▶ TASK DETAILS
Copy every line from the one containing "Output a JSON" through the last line of the records below, both included, and nothing else.

▶ SOURCE MATERIAL
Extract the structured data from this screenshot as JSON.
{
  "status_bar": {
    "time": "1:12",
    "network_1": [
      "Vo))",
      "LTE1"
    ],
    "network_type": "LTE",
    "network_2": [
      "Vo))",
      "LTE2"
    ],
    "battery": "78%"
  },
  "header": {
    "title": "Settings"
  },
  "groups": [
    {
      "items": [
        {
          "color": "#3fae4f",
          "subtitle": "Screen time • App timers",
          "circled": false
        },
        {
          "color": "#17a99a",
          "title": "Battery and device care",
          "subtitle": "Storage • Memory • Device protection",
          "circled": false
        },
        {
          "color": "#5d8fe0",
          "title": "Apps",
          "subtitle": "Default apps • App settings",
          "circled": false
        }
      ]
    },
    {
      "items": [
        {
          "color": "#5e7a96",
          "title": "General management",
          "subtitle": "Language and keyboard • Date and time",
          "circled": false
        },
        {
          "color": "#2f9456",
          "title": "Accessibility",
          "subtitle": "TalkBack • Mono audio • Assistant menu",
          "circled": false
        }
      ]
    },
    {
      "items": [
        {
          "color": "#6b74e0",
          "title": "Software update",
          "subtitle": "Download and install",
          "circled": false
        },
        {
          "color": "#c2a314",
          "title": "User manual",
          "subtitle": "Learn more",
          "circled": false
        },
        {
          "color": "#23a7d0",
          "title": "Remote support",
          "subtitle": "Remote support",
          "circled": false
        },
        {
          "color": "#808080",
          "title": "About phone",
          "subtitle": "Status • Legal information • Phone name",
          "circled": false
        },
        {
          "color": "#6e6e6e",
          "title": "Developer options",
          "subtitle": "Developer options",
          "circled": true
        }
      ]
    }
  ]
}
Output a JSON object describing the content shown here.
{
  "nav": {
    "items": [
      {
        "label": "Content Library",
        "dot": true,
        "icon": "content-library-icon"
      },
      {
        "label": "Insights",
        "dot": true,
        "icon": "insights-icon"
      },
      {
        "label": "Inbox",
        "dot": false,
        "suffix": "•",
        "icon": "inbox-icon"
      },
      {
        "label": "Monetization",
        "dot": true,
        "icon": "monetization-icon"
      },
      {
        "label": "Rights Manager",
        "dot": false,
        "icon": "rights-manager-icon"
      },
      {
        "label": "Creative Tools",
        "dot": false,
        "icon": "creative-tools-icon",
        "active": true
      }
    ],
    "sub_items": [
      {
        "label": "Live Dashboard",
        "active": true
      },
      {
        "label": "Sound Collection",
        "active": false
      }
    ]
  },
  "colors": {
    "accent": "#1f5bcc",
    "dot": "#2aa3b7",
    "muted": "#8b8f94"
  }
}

▶ THE RESULT
Output a JSON object describing the content shown here.
{
  "nav": {
    "items": [
      {
        "label": "Content Library",
        "dot": true,
        "icon": "content-library-icon"
      },
      {
        "label": "Insights",
        "dot": true,
        "icon": "insights-icon"
      },
      {
        "label": "Inbox",
        "dot": false,
        "suffix": "•",
        "icon": "inbox-icon"
      },
      {
        "label": "Monetization",
        "dot": true,
        "icon": "monetization-icon"
      },
      {
        "label": "Rights Manager",
        "dot": false,
        "icon": "rights-manager-icon"
      },
      {
        "label": "Creative Tools",
        "dot": false,
        "icon": "creative-tools-icon",
        "active": true
      }
    ],
    "sub_items": [
      {
        "label": "Live Dashboard",
        "active": true
      },
      {
        "label": "Sound Collection",
        "active": false
      }
    ]
  },
  "colors": {
    "accent": "#1f5bcc",
    "dot": "#2aa3b7",
    "muted": "#8b8f94"
  }
}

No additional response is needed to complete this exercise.